Exercise details: Beginning with the first line of the items and ending after the line that contains "FancyBboxPatch shape bbox=[507, 488, 576, 531]", express those lines as a Markdown table with the columns Number and Line, giving each row its number and leaving out blank lines.

Dataset content:
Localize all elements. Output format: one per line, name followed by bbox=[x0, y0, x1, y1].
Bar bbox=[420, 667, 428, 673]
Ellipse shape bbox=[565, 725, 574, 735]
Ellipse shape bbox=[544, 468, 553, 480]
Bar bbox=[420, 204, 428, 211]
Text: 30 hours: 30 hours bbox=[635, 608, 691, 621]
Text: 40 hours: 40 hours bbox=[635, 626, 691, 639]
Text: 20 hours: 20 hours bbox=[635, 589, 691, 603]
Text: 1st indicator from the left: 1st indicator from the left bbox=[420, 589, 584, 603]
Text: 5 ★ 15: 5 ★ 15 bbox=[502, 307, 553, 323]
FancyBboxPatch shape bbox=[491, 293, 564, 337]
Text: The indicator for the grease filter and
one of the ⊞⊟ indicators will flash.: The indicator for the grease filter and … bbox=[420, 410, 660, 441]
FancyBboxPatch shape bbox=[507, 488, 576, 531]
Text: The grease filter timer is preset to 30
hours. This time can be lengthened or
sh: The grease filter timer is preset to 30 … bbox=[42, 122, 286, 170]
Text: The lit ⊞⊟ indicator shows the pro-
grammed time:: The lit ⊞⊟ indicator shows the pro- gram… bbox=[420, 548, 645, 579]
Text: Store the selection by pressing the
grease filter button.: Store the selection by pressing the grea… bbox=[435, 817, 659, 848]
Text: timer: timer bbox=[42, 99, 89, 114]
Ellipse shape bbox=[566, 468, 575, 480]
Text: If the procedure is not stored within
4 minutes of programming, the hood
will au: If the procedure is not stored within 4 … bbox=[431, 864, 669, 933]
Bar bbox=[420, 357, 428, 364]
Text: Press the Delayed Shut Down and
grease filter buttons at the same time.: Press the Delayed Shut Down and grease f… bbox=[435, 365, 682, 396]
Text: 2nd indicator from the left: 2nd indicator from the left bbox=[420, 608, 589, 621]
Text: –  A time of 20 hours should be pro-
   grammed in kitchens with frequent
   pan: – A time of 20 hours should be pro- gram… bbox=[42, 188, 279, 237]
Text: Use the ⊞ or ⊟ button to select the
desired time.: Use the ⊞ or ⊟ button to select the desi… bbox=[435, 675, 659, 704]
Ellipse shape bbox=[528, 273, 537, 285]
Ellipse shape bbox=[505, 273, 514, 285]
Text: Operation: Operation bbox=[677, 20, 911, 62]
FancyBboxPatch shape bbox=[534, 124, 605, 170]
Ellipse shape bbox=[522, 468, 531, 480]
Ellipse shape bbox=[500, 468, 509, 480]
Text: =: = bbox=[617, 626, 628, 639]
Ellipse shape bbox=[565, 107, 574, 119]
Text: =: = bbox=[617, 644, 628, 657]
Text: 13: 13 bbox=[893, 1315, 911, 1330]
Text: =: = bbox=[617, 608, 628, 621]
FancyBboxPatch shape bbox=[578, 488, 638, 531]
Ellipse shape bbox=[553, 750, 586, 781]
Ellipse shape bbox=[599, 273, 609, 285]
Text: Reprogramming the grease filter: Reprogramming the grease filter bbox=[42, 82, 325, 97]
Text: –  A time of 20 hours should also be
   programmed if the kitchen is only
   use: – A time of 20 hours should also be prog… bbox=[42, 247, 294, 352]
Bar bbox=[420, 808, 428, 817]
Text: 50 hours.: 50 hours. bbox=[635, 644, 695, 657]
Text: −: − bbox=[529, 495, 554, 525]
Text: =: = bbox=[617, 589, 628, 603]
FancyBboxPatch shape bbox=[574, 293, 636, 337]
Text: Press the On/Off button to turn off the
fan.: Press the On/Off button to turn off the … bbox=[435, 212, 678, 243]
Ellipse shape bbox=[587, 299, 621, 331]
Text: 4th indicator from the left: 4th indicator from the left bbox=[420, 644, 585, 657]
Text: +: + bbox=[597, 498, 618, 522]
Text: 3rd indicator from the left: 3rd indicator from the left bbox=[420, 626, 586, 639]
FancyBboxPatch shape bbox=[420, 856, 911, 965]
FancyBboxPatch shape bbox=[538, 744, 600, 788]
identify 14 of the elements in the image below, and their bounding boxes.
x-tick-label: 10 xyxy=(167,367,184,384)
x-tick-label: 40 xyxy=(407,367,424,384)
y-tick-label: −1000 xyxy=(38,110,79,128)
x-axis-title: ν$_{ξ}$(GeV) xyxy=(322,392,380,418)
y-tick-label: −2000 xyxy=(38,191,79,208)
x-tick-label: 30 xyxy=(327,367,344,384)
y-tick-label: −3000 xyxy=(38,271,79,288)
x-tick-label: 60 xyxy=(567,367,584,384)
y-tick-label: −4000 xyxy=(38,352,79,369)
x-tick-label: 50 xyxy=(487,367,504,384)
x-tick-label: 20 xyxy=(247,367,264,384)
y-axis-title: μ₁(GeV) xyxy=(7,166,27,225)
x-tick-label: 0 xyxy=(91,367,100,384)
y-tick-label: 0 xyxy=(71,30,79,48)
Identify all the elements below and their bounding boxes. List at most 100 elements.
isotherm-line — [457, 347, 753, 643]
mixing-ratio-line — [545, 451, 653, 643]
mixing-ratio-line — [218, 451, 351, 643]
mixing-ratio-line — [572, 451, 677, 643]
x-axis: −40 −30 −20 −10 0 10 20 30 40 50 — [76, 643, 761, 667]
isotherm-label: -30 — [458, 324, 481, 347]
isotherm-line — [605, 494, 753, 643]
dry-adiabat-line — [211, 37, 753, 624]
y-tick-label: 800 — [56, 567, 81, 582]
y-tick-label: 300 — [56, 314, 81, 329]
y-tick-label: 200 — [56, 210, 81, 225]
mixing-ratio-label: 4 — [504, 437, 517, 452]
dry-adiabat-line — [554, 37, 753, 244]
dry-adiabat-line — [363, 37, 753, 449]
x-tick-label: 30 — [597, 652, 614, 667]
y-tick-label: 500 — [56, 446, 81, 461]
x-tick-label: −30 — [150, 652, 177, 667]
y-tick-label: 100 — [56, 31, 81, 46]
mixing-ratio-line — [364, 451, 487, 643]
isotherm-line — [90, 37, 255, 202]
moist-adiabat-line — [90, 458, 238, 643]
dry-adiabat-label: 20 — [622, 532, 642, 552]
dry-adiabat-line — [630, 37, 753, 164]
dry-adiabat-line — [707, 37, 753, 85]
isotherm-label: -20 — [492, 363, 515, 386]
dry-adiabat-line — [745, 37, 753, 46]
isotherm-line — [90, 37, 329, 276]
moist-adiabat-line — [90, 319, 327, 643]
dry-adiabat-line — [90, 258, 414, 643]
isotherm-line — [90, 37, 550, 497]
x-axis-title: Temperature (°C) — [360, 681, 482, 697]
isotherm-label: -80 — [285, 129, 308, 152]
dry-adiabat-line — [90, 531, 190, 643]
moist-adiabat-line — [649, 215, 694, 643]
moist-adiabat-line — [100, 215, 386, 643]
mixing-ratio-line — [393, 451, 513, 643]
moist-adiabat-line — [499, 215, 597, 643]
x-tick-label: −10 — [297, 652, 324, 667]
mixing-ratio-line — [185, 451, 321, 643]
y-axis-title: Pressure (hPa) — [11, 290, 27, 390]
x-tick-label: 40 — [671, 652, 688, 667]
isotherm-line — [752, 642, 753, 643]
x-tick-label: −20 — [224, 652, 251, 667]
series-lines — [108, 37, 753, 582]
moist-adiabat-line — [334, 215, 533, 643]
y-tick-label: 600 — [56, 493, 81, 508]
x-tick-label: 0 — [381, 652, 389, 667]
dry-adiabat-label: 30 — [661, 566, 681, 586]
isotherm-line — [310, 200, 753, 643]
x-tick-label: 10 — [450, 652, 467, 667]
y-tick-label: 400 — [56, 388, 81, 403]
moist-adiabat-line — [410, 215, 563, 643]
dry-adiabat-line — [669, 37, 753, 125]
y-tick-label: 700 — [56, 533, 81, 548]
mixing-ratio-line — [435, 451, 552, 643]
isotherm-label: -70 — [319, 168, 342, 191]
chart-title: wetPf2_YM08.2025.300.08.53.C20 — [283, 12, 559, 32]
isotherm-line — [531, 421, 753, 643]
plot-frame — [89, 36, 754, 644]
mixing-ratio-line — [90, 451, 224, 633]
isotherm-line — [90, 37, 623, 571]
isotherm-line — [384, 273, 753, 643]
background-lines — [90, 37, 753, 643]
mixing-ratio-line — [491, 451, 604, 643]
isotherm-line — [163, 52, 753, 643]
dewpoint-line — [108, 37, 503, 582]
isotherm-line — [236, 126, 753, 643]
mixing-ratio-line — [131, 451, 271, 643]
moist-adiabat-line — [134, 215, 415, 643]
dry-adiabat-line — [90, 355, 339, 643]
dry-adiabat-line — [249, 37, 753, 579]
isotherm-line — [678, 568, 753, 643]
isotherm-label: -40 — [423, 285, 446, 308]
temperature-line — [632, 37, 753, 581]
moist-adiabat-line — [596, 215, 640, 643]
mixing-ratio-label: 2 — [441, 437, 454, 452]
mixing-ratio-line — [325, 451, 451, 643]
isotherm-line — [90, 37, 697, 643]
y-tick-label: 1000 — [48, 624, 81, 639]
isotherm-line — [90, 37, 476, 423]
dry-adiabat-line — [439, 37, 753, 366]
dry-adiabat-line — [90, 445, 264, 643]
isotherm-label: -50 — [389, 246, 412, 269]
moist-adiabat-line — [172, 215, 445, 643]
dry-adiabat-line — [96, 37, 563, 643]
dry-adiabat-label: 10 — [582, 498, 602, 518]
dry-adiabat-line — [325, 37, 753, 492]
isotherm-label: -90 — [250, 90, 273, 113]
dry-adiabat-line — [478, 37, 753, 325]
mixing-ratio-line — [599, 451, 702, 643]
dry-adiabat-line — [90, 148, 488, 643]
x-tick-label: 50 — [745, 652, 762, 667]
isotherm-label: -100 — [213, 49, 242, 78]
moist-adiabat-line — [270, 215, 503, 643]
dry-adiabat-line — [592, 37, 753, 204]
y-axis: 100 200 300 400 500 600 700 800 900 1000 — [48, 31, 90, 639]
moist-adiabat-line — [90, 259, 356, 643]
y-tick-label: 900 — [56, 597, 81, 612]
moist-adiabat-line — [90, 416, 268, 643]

Response below:
| Number | Line |
|---|---|
| 1 | Localize all elements. Output format: one per line, name followed by bbox=[x0, y0, x1, y1]. |
| 2 | Bar bbox=[420, 667, 428, 673] |
| 3 | Ellipse shape bbox=[565, 725, 574, 735] |
| 4 | Ellipse shape bbox=[544, 468, 553, 480] |
| 5 | Bar bbox=[420, 204, 428, 211] |
| 6 | Text: 30 hours: 30 hours bbox=[635, 608, 691, 621] |
| 7 | Text: 40 hours: 40 hours bbox=[635, 626, 691, 639] |
| 8 | Text: 20 hours: 20 hours bbox=[635, 589, 691, 603] |
| 9 | Text: 1st indicator from the left: 1st indicator from the left bbox=[420, 589, 584, 603] |
| 10 | Text: 5 ★ 15: 5 ★ 15 bbox=[502, 307, 553, 323] |
| 11 | FancyBboxPatch shape bbox=[491, 293, 564, 337] |
| 12 | Text: The indicator for the grease filter and |
| 13 | one of the ⊞⊟ indicators will flash.: The indicator for the grease filter and … bbox=[420, 410, 660, 441] |
| 14 | FancyBboxPatch shape bbox=[507, 488, 576, 531] |